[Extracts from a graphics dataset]
-*-

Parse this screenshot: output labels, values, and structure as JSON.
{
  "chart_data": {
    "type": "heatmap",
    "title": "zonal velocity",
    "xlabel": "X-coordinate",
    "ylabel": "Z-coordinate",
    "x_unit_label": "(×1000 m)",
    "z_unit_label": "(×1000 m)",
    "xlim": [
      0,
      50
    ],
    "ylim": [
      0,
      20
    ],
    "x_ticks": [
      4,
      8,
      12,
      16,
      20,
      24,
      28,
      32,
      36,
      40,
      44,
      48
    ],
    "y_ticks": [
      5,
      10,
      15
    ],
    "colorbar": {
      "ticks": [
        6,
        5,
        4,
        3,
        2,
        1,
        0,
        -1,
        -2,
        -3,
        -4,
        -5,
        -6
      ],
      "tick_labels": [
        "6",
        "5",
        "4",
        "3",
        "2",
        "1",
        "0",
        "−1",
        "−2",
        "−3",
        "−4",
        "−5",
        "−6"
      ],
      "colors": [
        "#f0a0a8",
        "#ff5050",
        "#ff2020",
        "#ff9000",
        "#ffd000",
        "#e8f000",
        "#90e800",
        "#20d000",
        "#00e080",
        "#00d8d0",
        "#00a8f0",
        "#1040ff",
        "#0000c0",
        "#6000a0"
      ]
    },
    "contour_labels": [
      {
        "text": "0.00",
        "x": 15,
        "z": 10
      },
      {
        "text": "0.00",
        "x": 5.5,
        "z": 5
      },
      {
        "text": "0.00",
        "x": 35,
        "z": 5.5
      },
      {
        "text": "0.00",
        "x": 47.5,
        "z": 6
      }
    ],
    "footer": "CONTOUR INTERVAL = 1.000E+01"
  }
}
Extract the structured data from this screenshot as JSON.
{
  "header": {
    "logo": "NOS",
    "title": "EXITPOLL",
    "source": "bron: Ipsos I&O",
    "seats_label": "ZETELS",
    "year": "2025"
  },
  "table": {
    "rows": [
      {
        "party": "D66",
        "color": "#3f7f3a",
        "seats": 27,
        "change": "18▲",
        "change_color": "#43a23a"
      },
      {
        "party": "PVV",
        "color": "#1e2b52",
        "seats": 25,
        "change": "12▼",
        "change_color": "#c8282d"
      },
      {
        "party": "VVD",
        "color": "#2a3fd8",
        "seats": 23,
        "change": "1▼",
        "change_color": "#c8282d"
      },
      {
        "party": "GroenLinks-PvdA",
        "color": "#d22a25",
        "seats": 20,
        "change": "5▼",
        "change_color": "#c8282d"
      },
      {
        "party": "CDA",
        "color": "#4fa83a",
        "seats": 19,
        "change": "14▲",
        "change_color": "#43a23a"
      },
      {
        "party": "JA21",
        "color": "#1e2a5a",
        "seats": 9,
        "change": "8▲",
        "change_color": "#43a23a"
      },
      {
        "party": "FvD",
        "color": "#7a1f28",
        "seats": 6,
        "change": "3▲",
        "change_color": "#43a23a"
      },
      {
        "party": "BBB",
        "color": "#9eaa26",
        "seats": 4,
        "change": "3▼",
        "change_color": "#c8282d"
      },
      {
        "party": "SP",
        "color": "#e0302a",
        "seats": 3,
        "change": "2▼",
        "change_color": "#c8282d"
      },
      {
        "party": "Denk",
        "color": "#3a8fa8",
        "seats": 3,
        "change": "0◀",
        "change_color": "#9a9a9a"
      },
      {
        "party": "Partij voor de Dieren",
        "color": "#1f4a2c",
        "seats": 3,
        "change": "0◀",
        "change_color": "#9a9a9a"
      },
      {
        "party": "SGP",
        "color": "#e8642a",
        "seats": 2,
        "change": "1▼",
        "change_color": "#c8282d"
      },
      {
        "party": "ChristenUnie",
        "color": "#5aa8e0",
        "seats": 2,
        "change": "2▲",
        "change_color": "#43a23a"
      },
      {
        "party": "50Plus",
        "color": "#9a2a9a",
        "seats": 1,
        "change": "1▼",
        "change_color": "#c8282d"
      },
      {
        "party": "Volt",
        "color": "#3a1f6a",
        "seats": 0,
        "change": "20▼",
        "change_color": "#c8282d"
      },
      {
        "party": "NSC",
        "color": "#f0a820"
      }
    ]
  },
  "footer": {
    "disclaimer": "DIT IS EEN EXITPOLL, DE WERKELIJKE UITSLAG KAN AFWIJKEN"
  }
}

-*-

:: Job ::
Copy every single line of the material above that holds "JSON".

:: Problem solution ::
Parse this screenshot: output labels, values, and structure as JSON.
Extract the structured data from this screenshot as JSON.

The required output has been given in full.